** BEGIN RAW DATA **

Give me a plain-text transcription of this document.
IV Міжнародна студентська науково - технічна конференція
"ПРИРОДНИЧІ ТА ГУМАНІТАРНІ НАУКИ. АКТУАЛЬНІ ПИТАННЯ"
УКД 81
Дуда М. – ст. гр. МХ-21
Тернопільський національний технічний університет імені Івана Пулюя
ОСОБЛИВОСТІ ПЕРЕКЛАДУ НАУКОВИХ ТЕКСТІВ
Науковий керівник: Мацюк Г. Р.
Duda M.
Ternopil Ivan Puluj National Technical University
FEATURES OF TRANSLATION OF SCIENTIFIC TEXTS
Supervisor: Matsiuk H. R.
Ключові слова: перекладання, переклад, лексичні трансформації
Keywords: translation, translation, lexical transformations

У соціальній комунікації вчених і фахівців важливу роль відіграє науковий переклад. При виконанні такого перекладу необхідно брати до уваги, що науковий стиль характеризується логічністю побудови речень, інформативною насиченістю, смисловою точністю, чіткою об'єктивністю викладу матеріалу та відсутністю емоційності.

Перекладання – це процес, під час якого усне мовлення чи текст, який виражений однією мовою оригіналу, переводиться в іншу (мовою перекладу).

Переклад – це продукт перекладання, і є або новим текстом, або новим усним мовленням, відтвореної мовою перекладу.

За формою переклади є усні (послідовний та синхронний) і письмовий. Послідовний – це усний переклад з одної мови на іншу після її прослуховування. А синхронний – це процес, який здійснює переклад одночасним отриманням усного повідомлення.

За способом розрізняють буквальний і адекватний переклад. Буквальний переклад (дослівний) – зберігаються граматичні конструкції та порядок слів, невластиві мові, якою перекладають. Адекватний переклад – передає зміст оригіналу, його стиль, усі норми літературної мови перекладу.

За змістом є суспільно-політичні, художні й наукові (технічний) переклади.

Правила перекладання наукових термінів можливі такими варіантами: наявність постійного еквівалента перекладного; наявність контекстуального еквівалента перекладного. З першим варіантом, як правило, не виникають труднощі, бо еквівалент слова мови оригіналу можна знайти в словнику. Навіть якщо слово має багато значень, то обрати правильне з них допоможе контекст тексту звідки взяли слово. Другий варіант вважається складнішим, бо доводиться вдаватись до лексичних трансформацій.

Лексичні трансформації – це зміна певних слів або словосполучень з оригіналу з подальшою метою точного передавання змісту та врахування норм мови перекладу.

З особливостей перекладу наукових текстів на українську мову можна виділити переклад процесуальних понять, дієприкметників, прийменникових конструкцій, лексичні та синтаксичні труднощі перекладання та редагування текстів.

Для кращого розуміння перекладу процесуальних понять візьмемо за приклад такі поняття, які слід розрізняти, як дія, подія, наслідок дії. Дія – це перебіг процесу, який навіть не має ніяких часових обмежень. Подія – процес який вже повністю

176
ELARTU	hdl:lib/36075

** END RAW DATA **

▶ **GIVEN PROBLEM**:
Lines of the material that contain the word "слів" are to be gathered.

▶ **WRITTEN SOLUTION**:
За способом розрізняють буквальний і адекватний переклад. Буквальний переклад (дослівний) – зберігаються граматичні конструкції та порядок слів, невластиві мові, якою перекладають. Адекватний переклад – передає зміст оригіналу, його стиль, усі норми літературної мови перекладу.
Лексичні трансформації – це зміна певних слів або словосполучень з оригіналу з подальшою метою точного передавання змісту та врахування норм мови перекладу.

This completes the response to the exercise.